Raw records
----------
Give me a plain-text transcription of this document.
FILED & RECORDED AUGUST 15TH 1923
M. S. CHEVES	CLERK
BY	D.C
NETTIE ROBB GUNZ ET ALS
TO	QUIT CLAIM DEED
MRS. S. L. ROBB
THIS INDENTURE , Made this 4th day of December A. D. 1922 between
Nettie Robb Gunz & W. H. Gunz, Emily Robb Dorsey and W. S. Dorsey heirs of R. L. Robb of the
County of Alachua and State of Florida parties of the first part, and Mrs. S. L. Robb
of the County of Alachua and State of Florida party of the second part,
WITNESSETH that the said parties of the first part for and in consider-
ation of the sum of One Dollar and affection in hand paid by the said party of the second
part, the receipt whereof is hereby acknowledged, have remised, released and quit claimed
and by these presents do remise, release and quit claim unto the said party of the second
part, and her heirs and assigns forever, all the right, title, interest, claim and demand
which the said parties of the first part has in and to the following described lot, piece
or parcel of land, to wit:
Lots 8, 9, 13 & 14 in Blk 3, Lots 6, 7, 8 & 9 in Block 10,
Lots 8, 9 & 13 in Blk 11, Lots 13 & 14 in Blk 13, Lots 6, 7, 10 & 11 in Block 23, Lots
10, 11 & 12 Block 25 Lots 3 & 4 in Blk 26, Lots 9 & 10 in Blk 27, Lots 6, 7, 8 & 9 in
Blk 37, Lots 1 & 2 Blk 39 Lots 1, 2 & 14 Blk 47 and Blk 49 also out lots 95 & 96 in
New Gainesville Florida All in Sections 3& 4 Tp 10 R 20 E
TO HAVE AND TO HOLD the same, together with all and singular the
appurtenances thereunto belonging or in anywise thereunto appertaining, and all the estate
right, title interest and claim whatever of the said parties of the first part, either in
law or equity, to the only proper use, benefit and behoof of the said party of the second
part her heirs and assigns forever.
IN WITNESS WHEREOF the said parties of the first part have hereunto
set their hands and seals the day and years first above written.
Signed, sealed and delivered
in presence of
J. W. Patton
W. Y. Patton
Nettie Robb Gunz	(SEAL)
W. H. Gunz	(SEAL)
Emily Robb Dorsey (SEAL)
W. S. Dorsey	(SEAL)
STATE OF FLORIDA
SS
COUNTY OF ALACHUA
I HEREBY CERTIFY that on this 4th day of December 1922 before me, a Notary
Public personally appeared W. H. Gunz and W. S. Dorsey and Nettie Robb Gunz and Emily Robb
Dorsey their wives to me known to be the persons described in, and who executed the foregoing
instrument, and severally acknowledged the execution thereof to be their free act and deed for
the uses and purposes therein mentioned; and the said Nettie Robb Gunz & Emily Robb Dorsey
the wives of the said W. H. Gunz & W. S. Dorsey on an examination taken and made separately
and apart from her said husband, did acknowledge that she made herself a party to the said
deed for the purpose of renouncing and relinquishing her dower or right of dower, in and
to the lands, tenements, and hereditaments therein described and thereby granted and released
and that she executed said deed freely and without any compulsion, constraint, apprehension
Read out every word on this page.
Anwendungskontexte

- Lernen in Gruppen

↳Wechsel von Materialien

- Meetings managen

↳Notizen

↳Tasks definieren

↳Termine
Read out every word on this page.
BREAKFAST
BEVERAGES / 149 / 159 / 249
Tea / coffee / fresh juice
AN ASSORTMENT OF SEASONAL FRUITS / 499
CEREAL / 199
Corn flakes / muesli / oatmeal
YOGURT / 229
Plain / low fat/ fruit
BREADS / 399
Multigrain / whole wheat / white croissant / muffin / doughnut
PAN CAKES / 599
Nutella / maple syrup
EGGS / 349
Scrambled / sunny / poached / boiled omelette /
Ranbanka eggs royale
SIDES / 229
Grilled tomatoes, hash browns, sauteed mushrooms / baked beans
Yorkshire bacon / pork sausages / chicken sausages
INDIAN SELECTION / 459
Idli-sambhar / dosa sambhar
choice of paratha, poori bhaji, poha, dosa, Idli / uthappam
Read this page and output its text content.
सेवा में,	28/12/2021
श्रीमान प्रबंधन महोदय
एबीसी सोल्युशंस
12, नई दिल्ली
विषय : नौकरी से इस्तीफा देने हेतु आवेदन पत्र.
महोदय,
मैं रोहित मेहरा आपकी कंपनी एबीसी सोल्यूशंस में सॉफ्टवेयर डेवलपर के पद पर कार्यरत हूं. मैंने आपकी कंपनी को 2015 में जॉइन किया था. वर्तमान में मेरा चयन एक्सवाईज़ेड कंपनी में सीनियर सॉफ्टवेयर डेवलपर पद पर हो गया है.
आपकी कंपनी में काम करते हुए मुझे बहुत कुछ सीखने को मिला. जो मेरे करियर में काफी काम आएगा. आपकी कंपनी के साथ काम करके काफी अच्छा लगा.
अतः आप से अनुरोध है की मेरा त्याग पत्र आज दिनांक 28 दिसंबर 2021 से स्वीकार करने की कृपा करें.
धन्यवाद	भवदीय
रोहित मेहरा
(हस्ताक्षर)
----------
### [Written problem]
Print all the data exactly.

### [Solution to the problem]
Give me a plain-text transcription of this document.
FILED & RECORDED AUGUST 15TH 1923
M. S. CHEVES	CLERK
BY	D.C
NETTIE ROBB GUNZ ET ALS
TO	QUIT CLAIM DEED
MRS. S. L. ROBB
THIS INDENTURE , Made this 4th day of December A. D. 1922 between
Nettie Robb Gunz & W. H. Gunz, Emily Robb Dorsey and W. S. Dorsey heirs of R. L. Robb of the
County of Alachua and State of Florida parties of the first part, and Mrs. S. L. Robb
of the County of Alachua and State of Florida party of the second part,
WITNESSETH that the said parties of the first part for and in consider-
ation of the sum of One Dollar and affection in hand paid by the said party of the second
part, the receipt whereof is hereby acknowledged, have remised, released and quit claimed
and by these presents do remise, release and quit claim unto the said party of the second
part, and her heirs and assigns forever, all the right, title, interest, claim and demand
which the said parties of the first part has in and to the following described lot, piece
or parcel of land, to wit:
Lots 8, 9, 13 & 14 in Blk 3, Lots 6, 7, 8 & 9 in Block 10,
Lots 8, 9 & 13 in Blk 11, Lots 13 & 14 in Blk 13, Lots 6, 7, 10 & 11 in Block 23, Lots
10, 11 & 12 Block 25 Lots 3 & 4 in Blk 26, Lots 9 & 10 in Blk 27, Lots 6, 7, 8 & 9 in
Blk 37, Lots 1 & 2 Blk 39 Lots 1, 2 & 14 Blk 47 and Blk 49 also out lots 95 & 96 in
New Gainesville Florida All in Sections 3& 4 Tp 10 R 20 E
TO HAVE AND TO HOLD the same, together with all and singular the
appurtenances thereunto belonging or in anywise thereunto appertaining, and all the estate
right, title interest and claim whatever of the said parties of the first part, either in
law or equity, to the only proper use, benefit and behoof of the said party of the second
part her heirs and assigns forever.
IN WITNESS WHEREOF the said parties of the first part have hereunto
set their hands and seals the day and years first above written.
Signed, sealed and delivered
in presence of
J. W. Patton
W. Y. Patton
Nettie Robb Gunz	(SEAL)
W. H. Gunz	(SEAL)
Emily Robb Dorsey (SEAL)
W. S. Dorsey	(SEAL)
STATE OF FLORIDA
SS
COUNTY OF ALACHUA
I HEREBY CERTIFY that on this 4th day of December 1922 before me, a Notary
Public personally appeared W. H. Gunz and W. S. Dorsey and Nettie Robb Gunz and Emily Robb
Dorsey their wives to me known to be the persons described in, and who executed the foregoing
instrument, and severally acknowledged the execution thereof to be their free act and deed for
the uses and purposes therein mentioned; and the said Nettie Robb Gunz & Emily Robb Dorsey
the wives of the said W. H. Gunz & W. S. Dorsey on an examination taken and made separately
and apart from her said husband, did acknowledge that she made herself a party to the said
deed for the purpose of renouncing and relinquishing her dower or right of dower, in and
to the lands, tenements, and hereditaments therein described and thereby granted and released
and that she executed said deed freely and without any compulsion, constraint, apprehension
Read out every word on this page.
Anwendungskontexte

- Lernen in Gruppen

↳Wechsel von Materialien

- Meetings managen

↳Notizen

↳Tasks definieren

↳Termine
Read out every word on this page.
BREAKFAST
BEVERAGES / 149 / 159 / 249
Tea / coffee / fresh juice
AN ASSORTMENT OF SEASONAL FRUITS / 499
CEREAL / 199
Corn flakes / muesli / oatmeal
YOGURT / 229
Plain / low fat/ fruit
BREADS / 399
Multigrain / whole wheat / white croissant / muffin / doughnut
PAN CAKES / 599
Nutella / maple syrup
EGGS / 349
Scrambled / sunny / poached / boiled omelette /
Ranbanka eggs royale
SIDES / 229
Grilled tomatoes, hash browns, sauteed mushrooms / baked beans
Yorkshire bacon / pork sausages / chicken sausages
INDIAN SELECTION / 459
Idli-sambhar / dosa sambhar
choice of paratha, poori bhaji, poha, dosa, Idli / uthappam
Read this page and output its text content.
सेवा में,	28/12/2021
श्रीमान प्रबंधन महोदय
एबीसी सोल्युशंस
12, नई दिल्ली
विषय : नौकरी से इस्तीफा देने हेतु आवेदन पत्र.
महोदय,
मैं रोहित मेहरा आपकी कंपनी एबीसी सोल्यूशंस में सॉफ्टवेयर डेवलपर के पद पर कार्यरत हूं. मैंने आपकी कंपनी को 2015 में जॉइन किया था. वर्तमान में मेरा चयन एक्सवाईज़ेड कंपनी में सीनियर सॉफ्टवेयर डेवलपर पद पर हो गया है.
आपकी कंपनी में काम करते हुए मुझे बहुत कुछ सीखने को मिला. जो मेरे करियर में काफी काम आएगा. आपकी कंपनी के साथ काम करके काफी अच्छा लगा.
अतः आप से अनुरोध है की मेरा त्याग पत्र आज दिनांक 28 दिसंबर 2021 से स्वीकार करने की कृपा करें.
धन्यवाद	भवदीय
रोहित मेहरा
(हस्ताक्षर)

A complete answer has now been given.